◆ SOURCE EXTRACT ◆
- - -

Wednesday, March 18, 2009

Showhouse Season V, Issue 4.1, The State of Things (con't)

Every designer showhouse I've been involved with suffers from the same malady--too little interdisciplinary/committee/designer cross communication. Yesterday, my entire day was dedicated to solving issues with my garden space that could have been a non-issue had all parties worked with each other from the onset. Let me explain...

As you can see from the site map in Issue 2 of this series, my garden space is tucked away between two adjacent exterior spaces and two corners of the building. I used the consulting landscape architect's site plan to create my original concept. I also checked the boundaries of the garden with his office as well as the appropriate committee members. No one told me that the boundaries of the large garden to the south and the large terrace to the east had changed from what was on the site plan.

Confused? So was I. Those perimeter boundaries were modified on two sides without my knowledge and last week when I videotaped the space it became apparent that what I had designed would not be able to be shoehorned into what was actually the space. ARGHH.

- - -

◆ WORK REQUIRED ◆
Pick up the showhouse garden blog post where it stops and write on from there.

- - -

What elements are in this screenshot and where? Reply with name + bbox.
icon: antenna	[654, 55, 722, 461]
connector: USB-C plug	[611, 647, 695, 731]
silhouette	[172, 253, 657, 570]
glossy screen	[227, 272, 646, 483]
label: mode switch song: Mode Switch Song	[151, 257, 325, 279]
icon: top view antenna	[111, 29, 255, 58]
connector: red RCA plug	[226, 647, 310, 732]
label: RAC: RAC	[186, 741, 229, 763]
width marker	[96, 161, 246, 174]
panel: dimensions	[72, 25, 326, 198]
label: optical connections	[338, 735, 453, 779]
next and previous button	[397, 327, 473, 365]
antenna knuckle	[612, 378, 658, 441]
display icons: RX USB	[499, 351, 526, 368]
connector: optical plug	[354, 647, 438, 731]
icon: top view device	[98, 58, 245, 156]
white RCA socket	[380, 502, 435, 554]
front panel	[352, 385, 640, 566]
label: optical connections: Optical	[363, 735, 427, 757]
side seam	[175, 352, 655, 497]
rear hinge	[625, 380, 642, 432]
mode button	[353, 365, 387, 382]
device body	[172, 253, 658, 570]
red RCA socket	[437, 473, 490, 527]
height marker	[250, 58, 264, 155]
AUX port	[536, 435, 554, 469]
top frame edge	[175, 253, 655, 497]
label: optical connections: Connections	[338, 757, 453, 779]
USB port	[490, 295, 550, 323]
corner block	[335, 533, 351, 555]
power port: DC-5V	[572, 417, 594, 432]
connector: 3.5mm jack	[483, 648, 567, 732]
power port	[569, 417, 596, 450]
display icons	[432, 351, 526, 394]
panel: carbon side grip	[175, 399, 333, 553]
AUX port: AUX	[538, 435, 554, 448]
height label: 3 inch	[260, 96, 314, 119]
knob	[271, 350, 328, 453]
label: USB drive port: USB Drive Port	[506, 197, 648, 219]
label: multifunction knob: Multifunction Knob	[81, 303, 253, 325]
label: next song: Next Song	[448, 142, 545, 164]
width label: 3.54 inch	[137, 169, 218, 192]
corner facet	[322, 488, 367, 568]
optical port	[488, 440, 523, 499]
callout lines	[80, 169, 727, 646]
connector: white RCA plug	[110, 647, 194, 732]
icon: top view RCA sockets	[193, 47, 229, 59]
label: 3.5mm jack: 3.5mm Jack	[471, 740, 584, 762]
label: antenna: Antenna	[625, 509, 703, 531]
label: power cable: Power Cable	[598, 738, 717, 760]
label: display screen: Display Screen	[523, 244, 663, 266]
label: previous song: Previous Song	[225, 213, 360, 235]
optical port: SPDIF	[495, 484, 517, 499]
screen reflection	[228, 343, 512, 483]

- - -

◆ ANSWER TO THE EXERCISE ◆
I try to be a team player when it comes to these things...but I am the only one being asked to completely revise my plan. It was obvious to me that the original design would have to be modified to work with the space's new proportions. I didn't radically alter the concept, but everything had to be on a different scale and slightly modified. The double axis would now dead end into the south garden's hedge so that definitely had to go. Paths had to be made narrower, garden areas smaller. I was able to make all but one of the spatial transitions work and I can't really spend any more time on the revision (read: I have paying work to do) so it will have to be resolved on site.

So here's the revised design (click on it to enlarge). It doesn't appear to be changed that much but everything is scaled differently. The good news is I'm going to use a fabulous Steven Snyder bird sculpture as a focal point. More on that next time...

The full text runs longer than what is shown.